GIVEN DATA:
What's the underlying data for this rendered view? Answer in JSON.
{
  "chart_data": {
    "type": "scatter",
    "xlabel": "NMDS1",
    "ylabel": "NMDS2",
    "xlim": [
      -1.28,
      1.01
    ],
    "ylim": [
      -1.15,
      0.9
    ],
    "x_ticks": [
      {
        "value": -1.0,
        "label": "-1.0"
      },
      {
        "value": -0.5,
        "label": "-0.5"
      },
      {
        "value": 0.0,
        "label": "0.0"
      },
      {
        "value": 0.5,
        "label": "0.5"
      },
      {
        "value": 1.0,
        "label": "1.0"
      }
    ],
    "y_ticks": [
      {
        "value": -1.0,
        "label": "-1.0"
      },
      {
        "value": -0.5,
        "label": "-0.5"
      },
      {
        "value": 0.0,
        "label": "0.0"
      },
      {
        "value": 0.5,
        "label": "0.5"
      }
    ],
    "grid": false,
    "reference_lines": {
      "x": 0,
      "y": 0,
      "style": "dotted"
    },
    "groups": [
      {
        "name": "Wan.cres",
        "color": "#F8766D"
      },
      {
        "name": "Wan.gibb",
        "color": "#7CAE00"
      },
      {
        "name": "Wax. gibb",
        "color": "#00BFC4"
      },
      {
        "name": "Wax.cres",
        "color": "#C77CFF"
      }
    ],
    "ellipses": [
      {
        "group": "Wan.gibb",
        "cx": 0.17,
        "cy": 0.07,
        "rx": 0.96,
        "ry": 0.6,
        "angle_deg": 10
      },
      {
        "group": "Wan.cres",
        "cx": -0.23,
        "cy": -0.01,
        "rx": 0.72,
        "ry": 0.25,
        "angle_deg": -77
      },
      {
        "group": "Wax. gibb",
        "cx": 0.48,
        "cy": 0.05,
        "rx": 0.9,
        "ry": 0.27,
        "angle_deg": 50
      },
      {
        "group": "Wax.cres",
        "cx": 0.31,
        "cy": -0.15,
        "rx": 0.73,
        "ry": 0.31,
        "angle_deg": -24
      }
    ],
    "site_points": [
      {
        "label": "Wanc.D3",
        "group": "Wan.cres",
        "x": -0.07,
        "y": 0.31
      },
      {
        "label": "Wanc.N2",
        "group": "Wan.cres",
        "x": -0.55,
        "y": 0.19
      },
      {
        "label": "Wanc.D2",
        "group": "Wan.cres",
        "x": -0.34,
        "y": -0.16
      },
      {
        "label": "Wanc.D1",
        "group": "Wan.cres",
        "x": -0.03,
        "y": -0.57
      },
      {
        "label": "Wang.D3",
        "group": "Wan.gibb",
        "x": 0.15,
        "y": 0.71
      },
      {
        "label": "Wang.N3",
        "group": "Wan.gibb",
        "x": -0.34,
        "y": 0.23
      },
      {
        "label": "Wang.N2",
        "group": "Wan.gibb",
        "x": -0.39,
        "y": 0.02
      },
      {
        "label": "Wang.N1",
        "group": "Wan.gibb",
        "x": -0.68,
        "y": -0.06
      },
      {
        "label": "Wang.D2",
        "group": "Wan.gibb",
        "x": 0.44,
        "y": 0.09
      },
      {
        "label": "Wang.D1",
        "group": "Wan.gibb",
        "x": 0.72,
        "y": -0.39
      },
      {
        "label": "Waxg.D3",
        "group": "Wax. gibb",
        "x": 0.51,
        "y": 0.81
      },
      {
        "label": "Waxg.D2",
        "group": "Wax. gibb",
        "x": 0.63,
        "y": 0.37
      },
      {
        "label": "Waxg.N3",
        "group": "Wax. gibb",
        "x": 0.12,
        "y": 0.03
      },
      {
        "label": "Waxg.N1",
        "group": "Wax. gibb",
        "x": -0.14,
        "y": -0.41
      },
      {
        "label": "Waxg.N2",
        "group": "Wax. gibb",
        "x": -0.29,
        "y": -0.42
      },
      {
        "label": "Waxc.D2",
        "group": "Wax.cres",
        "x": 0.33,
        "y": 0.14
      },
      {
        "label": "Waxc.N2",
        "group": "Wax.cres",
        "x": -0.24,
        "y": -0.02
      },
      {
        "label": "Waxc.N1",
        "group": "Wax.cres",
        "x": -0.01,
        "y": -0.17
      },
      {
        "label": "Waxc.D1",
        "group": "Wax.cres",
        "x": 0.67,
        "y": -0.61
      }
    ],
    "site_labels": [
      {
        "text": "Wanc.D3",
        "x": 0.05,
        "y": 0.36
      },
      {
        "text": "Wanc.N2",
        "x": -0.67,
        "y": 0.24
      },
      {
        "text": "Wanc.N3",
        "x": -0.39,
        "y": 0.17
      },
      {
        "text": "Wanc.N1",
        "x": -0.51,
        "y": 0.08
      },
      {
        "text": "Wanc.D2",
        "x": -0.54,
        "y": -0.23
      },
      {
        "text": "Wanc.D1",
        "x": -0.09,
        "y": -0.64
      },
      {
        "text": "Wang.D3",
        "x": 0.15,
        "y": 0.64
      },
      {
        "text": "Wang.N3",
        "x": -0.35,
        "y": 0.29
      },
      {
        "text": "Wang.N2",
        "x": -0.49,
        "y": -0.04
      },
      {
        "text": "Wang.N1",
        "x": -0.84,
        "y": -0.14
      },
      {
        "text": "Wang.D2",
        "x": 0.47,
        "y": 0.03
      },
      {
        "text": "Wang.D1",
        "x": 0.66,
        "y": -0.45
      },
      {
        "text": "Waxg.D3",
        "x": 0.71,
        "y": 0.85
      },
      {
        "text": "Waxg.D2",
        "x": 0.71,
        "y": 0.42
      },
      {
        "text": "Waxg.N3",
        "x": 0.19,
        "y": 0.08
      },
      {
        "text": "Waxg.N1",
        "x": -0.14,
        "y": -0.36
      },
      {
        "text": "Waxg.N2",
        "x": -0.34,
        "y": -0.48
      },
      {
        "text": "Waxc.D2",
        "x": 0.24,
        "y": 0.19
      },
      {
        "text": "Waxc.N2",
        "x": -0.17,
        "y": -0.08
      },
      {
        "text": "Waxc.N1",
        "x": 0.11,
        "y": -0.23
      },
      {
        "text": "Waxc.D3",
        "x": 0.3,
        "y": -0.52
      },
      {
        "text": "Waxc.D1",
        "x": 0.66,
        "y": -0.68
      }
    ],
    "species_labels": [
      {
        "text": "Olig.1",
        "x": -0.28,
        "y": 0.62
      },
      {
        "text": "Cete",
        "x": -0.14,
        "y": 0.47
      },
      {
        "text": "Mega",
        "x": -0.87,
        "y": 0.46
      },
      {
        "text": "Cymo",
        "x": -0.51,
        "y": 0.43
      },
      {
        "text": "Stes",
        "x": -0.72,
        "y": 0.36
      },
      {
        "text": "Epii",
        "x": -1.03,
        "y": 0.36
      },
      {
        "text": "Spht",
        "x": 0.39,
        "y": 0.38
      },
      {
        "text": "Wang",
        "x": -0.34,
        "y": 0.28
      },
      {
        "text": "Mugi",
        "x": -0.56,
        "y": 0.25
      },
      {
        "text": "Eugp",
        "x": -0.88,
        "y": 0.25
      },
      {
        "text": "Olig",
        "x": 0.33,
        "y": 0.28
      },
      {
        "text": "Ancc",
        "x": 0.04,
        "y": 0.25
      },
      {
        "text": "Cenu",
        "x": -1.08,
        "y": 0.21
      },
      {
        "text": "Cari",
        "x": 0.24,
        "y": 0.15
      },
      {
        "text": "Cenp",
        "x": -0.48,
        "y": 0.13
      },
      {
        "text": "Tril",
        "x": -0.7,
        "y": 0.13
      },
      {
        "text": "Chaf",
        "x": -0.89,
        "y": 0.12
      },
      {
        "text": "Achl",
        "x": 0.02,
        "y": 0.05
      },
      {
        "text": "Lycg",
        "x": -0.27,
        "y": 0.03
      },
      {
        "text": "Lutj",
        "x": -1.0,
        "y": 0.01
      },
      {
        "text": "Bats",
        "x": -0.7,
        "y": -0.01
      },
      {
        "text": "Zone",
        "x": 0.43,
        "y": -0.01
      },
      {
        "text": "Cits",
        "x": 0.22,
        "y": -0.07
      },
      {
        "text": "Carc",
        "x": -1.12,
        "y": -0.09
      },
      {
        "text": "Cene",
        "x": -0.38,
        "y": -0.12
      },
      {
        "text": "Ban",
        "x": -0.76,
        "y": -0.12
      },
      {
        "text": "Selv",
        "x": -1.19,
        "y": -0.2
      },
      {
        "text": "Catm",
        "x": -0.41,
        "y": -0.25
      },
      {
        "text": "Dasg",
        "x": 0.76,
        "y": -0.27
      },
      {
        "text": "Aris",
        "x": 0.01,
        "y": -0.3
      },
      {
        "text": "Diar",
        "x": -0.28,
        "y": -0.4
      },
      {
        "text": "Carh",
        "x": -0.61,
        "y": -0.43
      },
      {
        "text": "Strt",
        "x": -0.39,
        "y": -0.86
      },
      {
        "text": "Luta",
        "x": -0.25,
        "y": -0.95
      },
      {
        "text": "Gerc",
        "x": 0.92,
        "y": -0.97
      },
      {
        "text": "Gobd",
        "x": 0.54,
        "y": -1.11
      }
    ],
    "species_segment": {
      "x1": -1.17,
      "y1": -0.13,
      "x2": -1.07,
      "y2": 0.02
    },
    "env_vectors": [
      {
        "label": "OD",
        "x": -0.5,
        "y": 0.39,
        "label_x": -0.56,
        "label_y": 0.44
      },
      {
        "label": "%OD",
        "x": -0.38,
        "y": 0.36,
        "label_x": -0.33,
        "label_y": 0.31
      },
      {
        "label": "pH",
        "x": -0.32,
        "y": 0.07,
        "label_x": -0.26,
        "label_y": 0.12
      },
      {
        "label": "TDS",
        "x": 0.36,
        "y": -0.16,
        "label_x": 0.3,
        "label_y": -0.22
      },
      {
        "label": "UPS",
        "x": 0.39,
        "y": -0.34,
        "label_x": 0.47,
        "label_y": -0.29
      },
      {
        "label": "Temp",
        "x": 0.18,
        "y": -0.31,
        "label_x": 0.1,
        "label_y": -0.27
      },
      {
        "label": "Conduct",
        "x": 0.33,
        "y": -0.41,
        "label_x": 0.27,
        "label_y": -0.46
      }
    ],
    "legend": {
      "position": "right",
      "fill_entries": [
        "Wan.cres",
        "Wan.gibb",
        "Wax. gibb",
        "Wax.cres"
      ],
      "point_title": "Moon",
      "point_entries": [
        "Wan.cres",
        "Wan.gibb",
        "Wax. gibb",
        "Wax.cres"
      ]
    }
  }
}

DIRECTIVE:
Scan the data above and copy every line with "name" in it.

OUTPUT OF THE TASK:
        "name": "Wan.cres",
        "name": "Wan.gibb",
        "name": "Wax. gibb",
        "name": "Wax.cres",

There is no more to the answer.